== Records to process
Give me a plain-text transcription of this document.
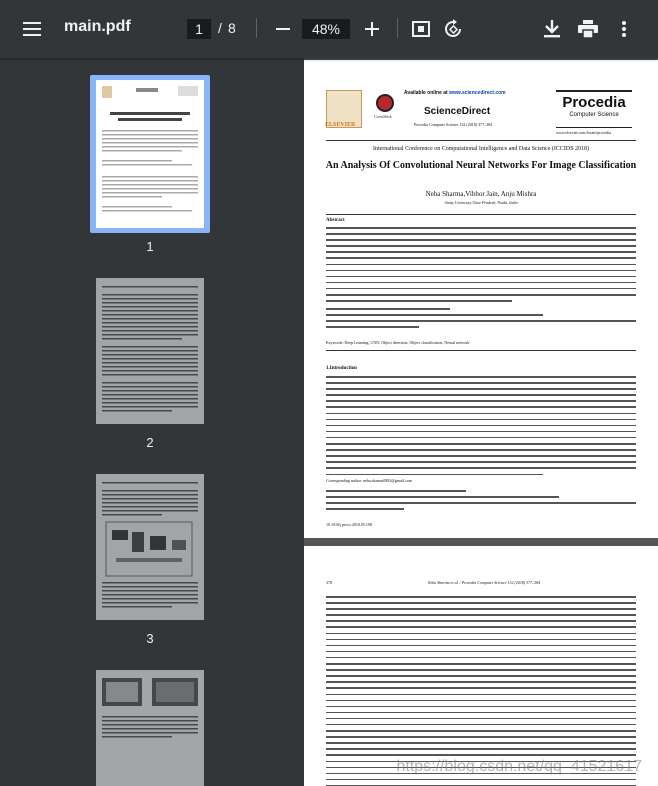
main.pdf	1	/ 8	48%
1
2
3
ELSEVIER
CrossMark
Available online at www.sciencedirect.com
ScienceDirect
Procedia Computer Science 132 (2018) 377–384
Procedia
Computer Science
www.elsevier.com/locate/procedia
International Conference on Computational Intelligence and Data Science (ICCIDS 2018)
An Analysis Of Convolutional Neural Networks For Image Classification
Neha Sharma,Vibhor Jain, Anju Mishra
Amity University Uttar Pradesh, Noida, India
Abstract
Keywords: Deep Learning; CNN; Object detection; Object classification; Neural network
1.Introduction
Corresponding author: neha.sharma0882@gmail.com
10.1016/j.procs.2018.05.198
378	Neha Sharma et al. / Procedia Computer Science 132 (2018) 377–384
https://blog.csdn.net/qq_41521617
====
== Records to process
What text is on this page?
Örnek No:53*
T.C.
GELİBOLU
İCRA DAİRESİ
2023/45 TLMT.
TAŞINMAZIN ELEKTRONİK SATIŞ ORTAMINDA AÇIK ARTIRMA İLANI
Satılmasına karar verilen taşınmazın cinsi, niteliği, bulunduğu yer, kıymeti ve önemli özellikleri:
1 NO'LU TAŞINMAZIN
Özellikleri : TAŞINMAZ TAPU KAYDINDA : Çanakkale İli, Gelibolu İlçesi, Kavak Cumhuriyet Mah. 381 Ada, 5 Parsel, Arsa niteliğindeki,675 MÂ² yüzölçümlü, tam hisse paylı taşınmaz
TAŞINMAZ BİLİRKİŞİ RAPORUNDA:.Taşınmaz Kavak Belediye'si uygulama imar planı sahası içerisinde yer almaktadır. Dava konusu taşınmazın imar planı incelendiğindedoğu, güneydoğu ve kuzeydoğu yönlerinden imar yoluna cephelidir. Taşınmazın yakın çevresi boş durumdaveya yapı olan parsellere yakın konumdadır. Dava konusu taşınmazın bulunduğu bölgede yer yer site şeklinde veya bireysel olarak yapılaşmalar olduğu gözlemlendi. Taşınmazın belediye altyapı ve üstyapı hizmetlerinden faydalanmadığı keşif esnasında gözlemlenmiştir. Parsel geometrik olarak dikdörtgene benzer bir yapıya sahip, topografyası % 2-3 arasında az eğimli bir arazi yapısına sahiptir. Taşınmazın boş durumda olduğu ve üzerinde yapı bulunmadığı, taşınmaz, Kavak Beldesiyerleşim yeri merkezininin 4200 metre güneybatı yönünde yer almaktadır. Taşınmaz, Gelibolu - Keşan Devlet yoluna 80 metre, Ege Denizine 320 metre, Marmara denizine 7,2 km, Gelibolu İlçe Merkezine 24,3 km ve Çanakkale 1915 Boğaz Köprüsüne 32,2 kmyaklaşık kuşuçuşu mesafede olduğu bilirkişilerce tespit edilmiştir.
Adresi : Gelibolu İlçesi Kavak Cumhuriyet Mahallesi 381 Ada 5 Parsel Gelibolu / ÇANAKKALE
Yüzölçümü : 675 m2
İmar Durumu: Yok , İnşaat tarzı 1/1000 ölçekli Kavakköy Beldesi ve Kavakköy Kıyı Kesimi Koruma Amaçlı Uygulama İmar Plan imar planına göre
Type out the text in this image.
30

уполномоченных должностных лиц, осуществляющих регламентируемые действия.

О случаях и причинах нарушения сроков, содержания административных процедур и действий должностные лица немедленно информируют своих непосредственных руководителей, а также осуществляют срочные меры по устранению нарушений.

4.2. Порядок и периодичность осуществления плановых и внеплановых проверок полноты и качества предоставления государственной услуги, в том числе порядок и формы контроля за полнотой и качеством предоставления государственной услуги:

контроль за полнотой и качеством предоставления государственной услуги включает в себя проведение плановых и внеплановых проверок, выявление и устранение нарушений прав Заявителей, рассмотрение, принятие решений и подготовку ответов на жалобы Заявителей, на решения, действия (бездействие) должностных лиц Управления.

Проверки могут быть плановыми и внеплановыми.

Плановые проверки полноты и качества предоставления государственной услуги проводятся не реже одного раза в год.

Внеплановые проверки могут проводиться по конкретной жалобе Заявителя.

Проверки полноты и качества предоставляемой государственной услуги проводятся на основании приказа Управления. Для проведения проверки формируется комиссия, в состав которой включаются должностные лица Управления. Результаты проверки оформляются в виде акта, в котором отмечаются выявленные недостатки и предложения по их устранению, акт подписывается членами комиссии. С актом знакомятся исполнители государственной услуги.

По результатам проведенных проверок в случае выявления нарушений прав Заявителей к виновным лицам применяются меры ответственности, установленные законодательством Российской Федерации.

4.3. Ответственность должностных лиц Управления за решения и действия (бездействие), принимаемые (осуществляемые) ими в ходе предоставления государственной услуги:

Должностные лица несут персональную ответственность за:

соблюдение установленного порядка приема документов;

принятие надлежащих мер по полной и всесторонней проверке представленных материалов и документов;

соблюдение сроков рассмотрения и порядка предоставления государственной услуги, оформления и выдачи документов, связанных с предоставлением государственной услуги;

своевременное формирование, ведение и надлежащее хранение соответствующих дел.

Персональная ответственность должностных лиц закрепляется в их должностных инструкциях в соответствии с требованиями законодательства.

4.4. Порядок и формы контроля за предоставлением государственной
====
*Exercise instructions*. Pick out all the lines with the word "нарушений" in them and copy them.

*Task solution*.
О случаях и причинах нарушения сроков, содержания административных процедур и действий должностные лица немедленно информируют своих непосредственных руководителей, а также осуществляют срочные меры по устранению нарушений.
контроль за полнотой и качеством предоставления государственной услуги включает в себя проведение плановых и внеплановых проверок, выявление и устранение нарушений прав Заявителей, рассмотрение, принятие решений и подготовку ответов на жалобы Заявителей, на решения, действия (бездействие) должностных лиц Управления.
По результатам проведенных проверок в случае выявления нарушений прав Заявителей к виновным лицам применяются меры ответственности, установленные законодательством Российской Федерации.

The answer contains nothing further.